**WHAT YOU ARE ASKED TO DO**. Rewrite the records from the first line up to and including the line with "- radio-button[interactable]: [223, 414, 246, 437]", changing "filter-tab" to "filter-button" and leaving everything else as it is.
-=-=-
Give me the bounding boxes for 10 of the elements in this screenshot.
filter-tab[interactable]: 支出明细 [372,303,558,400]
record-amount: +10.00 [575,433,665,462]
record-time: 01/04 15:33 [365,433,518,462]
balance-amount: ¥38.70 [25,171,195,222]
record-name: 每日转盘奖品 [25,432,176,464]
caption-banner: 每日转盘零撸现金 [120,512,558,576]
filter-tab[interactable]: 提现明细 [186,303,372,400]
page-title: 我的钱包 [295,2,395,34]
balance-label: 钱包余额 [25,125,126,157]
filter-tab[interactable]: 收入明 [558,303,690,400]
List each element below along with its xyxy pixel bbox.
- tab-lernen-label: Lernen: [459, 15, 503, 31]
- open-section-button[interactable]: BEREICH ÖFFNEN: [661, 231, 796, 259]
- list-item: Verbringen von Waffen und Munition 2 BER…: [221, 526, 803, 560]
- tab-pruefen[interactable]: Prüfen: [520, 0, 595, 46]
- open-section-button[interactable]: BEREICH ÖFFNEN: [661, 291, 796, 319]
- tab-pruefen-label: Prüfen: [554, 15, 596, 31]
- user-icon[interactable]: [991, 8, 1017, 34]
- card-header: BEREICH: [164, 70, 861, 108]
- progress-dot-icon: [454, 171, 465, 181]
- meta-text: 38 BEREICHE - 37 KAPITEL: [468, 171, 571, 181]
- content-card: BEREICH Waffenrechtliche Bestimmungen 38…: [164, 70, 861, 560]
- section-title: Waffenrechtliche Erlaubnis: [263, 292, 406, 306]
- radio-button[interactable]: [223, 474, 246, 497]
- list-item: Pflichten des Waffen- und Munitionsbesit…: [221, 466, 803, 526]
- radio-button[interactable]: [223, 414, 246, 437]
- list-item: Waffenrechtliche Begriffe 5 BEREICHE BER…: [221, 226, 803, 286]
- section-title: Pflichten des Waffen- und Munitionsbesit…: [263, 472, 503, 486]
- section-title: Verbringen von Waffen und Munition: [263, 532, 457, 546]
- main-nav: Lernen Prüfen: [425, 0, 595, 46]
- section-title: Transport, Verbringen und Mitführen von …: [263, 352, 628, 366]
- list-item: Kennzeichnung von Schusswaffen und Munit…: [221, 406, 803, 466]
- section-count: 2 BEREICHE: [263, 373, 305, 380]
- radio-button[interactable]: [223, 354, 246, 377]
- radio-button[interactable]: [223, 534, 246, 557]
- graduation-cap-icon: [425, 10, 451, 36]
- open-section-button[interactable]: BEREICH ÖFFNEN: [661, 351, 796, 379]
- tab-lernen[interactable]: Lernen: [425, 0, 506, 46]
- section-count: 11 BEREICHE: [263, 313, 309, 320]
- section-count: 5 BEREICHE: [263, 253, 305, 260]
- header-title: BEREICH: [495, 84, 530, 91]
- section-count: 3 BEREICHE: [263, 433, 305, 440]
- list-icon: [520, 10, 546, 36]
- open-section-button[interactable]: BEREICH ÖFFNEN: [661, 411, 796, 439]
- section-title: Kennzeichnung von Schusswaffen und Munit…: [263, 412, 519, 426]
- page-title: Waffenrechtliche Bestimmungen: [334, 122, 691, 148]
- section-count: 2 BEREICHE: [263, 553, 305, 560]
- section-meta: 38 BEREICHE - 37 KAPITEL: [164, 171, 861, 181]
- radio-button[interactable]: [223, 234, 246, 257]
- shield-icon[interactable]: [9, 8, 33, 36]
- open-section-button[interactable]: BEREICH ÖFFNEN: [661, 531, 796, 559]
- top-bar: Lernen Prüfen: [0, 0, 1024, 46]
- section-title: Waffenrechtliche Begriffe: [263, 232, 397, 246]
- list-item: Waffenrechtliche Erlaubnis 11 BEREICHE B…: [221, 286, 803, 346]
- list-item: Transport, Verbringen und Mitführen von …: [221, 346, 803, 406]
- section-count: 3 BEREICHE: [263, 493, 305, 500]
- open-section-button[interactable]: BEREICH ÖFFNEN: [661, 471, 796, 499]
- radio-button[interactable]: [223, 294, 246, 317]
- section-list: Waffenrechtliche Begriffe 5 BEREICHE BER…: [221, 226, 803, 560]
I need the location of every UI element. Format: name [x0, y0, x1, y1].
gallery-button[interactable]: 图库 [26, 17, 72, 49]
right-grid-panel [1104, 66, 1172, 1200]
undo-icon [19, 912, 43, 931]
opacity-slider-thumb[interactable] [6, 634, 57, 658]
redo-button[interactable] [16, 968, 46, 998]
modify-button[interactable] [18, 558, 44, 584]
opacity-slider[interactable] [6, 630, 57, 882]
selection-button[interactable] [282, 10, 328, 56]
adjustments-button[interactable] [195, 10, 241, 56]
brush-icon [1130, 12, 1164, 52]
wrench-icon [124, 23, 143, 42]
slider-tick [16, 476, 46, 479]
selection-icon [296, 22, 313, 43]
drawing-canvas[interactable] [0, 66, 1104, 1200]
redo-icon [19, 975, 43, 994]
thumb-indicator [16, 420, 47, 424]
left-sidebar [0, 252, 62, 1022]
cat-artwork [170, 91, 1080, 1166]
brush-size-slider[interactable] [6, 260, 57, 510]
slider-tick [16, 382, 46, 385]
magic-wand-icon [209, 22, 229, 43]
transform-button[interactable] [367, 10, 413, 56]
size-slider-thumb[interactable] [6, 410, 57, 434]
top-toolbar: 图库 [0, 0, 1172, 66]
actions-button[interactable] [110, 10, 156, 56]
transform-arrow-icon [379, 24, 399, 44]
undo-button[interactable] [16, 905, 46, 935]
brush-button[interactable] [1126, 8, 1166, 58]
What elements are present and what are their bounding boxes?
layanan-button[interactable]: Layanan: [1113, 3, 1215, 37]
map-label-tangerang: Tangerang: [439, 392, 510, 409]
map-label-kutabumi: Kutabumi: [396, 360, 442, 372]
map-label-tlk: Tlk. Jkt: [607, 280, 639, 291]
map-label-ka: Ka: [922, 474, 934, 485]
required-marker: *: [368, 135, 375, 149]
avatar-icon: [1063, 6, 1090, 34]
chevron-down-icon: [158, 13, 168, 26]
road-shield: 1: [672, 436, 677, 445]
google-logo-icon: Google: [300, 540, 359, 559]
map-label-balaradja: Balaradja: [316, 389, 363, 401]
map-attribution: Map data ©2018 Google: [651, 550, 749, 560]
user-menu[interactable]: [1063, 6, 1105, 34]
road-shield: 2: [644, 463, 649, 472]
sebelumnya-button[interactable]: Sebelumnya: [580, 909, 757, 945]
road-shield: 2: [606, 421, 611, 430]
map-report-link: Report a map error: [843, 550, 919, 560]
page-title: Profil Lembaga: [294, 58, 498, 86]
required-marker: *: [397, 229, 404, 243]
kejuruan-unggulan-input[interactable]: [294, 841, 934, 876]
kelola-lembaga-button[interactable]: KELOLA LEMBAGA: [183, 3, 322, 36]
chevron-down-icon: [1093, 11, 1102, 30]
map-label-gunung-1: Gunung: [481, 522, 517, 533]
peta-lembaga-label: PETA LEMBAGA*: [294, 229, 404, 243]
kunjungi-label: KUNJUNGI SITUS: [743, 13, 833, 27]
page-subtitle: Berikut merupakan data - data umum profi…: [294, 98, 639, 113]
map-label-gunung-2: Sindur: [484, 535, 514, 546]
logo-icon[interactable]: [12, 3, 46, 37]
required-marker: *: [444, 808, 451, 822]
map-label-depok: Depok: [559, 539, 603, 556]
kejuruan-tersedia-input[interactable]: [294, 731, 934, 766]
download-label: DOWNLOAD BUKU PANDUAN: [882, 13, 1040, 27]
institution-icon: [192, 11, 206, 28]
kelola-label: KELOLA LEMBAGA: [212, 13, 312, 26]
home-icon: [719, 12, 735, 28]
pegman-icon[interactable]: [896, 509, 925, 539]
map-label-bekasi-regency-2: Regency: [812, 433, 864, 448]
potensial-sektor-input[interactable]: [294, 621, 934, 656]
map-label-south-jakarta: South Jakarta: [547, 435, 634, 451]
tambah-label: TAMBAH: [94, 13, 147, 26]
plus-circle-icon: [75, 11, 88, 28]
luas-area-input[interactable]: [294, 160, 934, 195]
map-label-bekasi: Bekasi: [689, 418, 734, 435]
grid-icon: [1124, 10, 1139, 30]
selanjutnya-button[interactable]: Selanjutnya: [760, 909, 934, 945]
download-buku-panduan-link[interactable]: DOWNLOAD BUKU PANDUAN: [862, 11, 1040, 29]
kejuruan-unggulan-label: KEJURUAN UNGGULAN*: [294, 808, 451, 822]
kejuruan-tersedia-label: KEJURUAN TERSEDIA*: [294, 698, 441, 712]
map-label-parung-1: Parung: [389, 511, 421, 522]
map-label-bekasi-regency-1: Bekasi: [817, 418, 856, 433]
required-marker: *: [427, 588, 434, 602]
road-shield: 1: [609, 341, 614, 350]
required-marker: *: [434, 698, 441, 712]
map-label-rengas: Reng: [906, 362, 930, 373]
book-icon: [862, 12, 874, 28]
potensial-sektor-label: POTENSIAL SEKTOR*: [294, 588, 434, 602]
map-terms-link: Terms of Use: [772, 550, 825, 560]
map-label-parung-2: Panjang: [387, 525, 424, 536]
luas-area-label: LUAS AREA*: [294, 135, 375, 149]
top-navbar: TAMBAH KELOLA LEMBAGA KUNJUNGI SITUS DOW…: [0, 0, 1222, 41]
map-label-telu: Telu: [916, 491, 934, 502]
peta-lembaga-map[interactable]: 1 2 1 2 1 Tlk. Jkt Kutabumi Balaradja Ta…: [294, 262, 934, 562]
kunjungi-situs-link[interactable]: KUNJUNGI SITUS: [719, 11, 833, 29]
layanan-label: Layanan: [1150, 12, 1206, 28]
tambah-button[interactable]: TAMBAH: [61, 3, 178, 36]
-=-=-
**EXERCISE ANSWER**.
Give me the bounding boxes for 10 of the elements in this screenshot.
filter-button[interactable]: 支出明细 [372,303,558,400]
record-amount: +10.00 [575,433,665,462]
record-time: 01/04 15:33 [365,433,518,462]
balance-amount: ¥38.70 [25,171,195,222]
record-name: 每日转盘奖品 [25,432,176,464]
caption-banner: 每日转盘零撸现金 [120,512,558,576]
filter-button[interactable]: 提现明细 [186,303,372,400]
page-title: 我的钱包 [295,2,395,34]
balance-label: 钱包余额 [25,125,126,157]
filter-button[interactable]: 收入明 [558,303,690,400]
List each element below along with its xyxy pixel bbox.
- tab-lernen-label: Lernen: [459, 15, 503, 31]
- open-section-button[interactable]: BEREICH ÖFFNEN: [661, 231, 796, 259]
- list-item: Verbringen von Waffen und Munition 2 BER…: [221, 526, 803, 560]
- tab-pruefen[interactable]: Prüfen: [520, 0, 595, 46]
- open-section-button[interactable]: BEREICH ÖFFNEN: [661, 291, 796, 319]
- tab-pruefen-label: Prüfen: [554, 15, 596, 31]
- user-icon[interactable]: [991, 8, 1017, 34]
- card-header: BEREICH: [164, 70, 861, 108]
- progress-dot-icon: [454, 171, 465, 181]
- meta-text: 38 BEREICHE - 37 KAPITEL: [468, 171, 571, 181]
- content-card: BEREICH Waffenrechtliche Bestimmungen 38…: [164, 70, 861, 560]
- section-title: Waffenrechtliche Erlaubnis: [263, 292, 406, 306]
- radio-button[interactable]: [223, 474, 246, 497]
- list-item: Pflichten des Waffen- und Munitionsbesit…: [221, 466, 803, 526]
- radio-button[interactable]: [223, 414, 246, 437]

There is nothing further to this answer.